Where does the string "title" appear in the records? Copy every line that contains it.

Record set

- - - - -

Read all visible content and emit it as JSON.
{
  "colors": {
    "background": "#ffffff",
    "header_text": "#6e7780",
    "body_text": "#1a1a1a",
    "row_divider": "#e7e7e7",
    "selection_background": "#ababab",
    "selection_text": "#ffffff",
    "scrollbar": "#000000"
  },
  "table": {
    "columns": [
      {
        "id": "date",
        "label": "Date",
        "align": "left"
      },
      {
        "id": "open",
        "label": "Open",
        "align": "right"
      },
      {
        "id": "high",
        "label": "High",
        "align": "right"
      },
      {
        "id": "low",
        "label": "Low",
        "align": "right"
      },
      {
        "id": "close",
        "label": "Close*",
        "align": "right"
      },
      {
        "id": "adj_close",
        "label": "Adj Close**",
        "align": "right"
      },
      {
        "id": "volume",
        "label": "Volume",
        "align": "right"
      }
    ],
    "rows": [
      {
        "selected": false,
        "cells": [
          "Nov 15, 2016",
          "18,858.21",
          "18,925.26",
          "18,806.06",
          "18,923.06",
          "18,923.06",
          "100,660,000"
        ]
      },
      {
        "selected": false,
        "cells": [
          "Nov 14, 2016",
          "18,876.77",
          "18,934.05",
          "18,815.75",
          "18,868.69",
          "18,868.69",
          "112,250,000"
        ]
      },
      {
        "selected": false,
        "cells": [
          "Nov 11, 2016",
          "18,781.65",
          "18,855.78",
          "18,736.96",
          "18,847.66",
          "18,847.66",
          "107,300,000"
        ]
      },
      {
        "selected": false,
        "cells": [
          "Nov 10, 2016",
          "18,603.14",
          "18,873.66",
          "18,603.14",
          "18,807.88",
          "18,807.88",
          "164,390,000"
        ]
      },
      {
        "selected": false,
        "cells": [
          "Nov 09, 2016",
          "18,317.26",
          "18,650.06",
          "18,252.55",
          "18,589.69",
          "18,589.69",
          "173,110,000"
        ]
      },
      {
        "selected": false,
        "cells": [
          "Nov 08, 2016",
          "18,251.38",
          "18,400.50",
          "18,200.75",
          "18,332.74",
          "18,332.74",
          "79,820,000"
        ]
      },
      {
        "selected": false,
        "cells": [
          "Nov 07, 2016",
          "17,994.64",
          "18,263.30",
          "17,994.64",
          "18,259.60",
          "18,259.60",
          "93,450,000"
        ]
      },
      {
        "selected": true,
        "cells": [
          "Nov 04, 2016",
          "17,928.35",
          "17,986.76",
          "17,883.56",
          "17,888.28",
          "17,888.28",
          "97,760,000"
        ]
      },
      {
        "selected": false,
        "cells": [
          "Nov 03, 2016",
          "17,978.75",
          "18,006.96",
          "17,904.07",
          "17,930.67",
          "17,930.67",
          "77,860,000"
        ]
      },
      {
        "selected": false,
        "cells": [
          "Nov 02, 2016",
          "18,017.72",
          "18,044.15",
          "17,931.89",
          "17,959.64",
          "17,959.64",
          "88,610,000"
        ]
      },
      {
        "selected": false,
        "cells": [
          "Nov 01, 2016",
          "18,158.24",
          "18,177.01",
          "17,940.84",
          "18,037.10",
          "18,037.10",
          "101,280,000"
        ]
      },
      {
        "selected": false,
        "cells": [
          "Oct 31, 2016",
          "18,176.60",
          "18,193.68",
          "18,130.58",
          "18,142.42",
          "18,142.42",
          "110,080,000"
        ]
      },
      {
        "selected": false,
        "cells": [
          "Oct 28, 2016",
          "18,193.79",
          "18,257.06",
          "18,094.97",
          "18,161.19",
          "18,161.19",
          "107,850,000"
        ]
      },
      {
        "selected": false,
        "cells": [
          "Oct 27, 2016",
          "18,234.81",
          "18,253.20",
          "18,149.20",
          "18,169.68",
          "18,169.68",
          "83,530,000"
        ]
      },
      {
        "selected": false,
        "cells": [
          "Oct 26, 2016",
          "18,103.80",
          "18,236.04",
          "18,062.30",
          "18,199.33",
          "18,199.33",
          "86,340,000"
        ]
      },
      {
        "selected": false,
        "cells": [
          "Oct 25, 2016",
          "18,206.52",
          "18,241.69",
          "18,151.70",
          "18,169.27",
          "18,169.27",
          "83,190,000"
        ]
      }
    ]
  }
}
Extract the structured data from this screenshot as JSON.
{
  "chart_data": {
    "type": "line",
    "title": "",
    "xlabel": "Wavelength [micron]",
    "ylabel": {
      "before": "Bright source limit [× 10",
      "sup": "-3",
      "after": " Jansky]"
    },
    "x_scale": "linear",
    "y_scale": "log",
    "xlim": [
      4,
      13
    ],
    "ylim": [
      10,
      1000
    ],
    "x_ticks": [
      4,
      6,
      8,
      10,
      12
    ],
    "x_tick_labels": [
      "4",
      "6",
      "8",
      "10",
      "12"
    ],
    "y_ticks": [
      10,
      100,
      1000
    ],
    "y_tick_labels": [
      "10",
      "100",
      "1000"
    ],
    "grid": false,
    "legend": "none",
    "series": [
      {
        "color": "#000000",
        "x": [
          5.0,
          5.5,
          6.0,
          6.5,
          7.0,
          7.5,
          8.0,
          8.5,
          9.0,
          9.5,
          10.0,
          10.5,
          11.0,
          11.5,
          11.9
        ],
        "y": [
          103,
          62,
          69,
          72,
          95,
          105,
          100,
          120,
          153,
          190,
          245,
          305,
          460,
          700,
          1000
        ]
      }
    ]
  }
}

- - - - -

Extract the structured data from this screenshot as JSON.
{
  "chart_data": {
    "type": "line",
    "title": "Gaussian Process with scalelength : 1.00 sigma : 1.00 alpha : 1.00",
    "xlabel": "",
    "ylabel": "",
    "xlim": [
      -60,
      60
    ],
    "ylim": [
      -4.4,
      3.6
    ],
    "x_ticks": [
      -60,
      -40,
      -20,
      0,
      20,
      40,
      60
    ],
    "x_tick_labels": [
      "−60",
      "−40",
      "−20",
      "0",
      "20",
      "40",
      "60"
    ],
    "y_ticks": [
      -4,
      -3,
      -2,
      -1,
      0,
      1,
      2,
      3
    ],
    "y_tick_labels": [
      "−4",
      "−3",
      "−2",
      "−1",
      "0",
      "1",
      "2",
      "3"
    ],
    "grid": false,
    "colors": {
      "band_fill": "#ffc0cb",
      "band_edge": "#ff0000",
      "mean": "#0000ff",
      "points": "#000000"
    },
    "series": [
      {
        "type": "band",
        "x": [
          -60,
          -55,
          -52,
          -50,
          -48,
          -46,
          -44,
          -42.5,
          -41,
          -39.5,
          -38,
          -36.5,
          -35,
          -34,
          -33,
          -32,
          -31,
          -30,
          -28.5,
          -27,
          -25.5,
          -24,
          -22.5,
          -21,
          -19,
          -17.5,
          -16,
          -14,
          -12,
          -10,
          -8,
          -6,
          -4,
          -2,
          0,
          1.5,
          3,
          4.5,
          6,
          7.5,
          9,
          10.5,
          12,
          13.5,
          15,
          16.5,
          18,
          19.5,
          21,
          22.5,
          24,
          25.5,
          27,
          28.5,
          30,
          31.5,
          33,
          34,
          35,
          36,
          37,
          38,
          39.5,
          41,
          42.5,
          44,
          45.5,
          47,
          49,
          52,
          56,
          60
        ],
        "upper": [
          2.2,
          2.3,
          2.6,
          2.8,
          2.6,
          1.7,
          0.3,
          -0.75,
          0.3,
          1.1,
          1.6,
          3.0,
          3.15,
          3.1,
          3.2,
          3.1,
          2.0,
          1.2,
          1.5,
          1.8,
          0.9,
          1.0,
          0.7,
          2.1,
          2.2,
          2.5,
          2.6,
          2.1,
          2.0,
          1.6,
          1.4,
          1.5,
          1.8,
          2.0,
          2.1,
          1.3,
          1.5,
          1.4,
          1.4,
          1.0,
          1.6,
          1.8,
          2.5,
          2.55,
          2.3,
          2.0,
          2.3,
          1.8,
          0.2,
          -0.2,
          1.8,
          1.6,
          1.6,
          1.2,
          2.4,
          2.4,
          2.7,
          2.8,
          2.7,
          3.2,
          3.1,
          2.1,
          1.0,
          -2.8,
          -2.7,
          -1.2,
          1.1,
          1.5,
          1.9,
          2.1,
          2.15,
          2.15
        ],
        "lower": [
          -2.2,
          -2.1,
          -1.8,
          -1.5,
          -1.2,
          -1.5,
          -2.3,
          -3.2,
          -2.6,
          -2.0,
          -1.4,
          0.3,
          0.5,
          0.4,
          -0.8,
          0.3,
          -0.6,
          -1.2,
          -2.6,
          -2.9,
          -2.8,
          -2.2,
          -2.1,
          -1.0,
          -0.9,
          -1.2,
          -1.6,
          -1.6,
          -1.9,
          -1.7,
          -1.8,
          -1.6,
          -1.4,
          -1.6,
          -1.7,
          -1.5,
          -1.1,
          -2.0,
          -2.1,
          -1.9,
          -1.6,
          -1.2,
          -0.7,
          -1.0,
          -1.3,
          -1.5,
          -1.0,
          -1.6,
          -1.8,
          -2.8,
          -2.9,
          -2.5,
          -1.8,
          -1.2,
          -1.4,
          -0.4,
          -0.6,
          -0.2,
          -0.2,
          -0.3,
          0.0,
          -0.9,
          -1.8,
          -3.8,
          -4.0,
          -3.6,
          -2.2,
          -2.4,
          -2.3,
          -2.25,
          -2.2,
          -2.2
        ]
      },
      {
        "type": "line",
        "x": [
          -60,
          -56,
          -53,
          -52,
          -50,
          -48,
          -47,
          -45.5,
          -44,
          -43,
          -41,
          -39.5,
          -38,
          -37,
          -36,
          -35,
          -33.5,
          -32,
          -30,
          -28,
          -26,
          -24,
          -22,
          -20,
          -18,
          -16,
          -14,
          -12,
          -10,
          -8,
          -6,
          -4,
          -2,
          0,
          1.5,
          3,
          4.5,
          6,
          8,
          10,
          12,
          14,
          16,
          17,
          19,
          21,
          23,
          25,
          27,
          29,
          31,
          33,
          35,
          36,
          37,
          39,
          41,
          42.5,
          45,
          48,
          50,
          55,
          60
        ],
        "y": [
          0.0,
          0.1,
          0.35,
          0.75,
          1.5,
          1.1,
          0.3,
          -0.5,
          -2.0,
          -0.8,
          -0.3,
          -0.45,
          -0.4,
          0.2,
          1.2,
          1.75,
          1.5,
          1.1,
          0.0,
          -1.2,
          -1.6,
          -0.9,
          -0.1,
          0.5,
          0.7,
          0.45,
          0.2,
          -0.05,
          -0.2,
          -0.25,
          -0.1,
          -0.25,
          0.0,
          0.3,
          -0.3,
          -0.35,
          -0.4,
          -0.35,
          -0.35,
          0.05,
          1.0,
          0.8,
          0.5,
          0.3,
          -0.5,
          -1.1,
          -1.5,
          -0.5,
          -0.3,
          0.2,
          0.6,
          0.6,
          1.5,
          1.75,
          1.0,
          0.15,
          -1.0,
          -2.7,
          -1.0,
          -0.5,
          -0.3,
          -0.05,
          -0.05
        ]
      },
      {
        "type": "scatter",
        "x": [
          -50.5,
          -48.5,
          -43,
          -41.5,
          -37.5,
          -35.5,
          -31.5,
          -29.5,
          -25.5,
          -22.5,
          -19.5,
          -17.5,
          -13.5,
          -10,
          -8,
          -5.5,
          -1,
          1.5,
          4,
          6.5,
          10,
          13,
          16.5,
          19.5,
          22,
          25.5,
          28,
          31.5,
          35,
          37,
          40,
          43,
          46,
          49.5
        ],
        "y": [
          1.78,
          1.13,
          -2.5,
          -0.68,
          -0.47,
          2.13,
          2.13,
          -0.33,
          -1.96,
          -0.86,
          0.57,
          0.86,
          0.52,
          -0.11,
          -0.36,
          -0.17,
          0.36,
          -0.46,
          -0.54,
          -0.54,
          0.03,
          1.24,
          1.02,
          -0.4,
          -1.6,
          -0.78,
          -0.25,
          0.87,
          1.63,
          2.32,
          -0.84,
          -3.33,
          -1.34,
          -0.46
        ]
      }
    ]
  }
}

- - - - -

Result of the exercise
    "title": "",
    "title": "Gaussian Process with scalelength : 1.00 sigma : 1.00 alpha : 1.00",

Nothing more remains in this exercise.